• [Given exercise]: Print the data that follows exactly.

[Records]
------------

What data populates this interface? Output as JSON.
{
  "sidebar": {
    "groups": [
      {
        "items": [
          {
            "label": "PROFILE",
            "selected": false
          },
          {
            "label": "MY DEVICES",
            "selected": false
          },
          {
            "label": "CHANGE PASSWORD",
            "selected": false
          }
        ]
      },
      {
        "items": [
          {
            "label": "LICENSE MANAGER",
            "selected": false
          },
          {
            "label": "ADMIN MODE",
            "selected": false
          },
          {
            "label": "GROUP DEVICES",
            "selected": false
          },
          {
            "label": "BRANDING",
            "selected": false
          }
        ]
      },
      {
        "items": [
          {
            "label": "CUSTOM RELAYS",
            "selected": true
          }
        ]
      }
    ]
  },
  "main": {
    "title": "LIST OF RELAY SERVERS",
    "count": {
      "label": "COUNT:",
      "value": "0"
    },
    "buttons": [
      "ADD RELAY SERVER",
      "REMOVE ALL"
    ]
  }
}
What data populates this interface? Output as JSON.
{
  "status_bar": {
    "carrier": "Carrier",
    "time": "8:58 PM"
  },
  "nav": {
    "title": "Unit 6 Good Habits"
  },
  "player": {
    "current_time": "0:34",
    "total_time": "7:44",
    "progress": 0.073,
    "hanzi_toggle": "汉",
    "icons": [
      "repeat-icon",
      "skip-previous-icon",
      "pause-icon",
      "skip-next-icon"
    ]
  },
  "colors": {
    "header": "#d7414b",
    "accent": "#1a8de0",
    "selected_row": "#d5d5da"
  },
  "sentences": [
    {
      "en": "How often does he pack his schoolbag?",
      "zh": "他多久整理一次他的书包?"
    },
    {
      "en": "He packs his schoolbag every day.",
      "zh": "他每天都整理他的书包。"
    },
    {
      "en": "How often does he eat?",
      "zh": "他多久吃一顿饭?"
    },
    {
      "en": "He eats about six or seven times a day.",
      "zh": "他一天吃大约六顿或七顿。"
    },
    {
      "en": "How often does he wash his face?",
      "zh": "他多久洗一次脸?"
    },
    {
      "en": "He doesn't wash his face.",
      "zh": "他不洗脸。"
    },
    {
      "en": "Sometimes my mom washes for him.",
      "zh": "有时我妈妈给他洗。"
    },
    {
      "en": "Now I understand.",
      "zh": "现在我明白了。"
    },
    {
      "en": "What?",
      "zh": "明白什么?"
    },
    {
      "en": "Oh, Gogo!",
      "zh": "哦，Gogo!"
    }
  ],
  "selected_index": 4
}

------------

• [Solution for this task]:
What data populates this interface? Output as JSON.
{
  "sidebar": {
    "groups": [
      {
        "items": [
          {
            "label": "PROFILE",
            "selected": false
          },
          {
            "label": "MY DEVICES",
            "selected": false
          },
          {
            "label": "CHANGE PASSWORD",
            "selected": false
          }
        ]
      },
      {
        "items": [
          {
            "label": "LICENSE MANAGER",
            "selected": false
          },
          {
            "label": "ADMIN MODE",
            "selected": false
          },
          {
            "label": "GROUP DEVICES",
            "selected": false
          },
          {
            "label": "BRANDING",
            "selected": false
          }
        ]
      },
      {
        "items": [
          {
            "label": "CUSTOM RELAYS",
            "selected": true
          }
        ]
      }
    ]
  },
  "main": {
    "title": "LIST OF RELAY SERVERS",
    "count": {
      "label": "COUNT:",
      "value": "0"
    },
    "buttons": [
      "ADD RELAY SERVER",
      "REMOVE ALL"
    ]
  }
}
What data populates this interface? Output as JSON.
{
  "status_bar": {
    "carrier": "Carrier",
    "time": "8:58 PM"
  },
  "nav": {
    "title": "Unit 6 Good Habits"
  },
  "player": {
    "current_time": "0:34",
    "total_time": "7:44",
    "progress": 0.073,
    "hanzi_toggle": "汉",
    "icons": [
      "repeat-icon",
      "skip-previous-icon",
      "pause-icon",
      "skip-next-icon"
    ]
  },
  "colors": {
    "header": "#d7414b",
    "accent": "#1a8de0",
    "selected_row": "#d5d5da"
  },
  "sentences": [
    {
      "en": "How often does he pack his schoolbag?",
      "zh": "他多久整理一次他的书包?"
    },
    {
      "en": "He packs his schoolbag every day.",
      "zh": "他每天都整理他的书包。"
    },
    {
      "en": "How often does he eat?",
      "zh": "他多久吃一顿饭?"
    },
    {
      "en": "He eats about six or seven times a day.",
      "zh": "他一天吃大约六顿或七顿。"
    },
    {
      "en": "How often does he wash his face?",
      "zh": "他多久洗一次脸?"
    },
    {
      "en": "He doesn't wash his face.",
      "zh": "他不洗脸。"
    },
    {
      "en": "Sometimes my mom washes for him.",
      "zh": "有时我妈妈给他洗。"
    },
    {
      "en": "Now I understand.",
      "zh": "现在我明白了。"
    },
    {
      "en": "What?",
      "zh": "明白什么?"
    },
    {
      "en": "Oh, Gogo!",
      "zh": "哦，Gogo!"
    }
  ],
  "selected_index": 4
}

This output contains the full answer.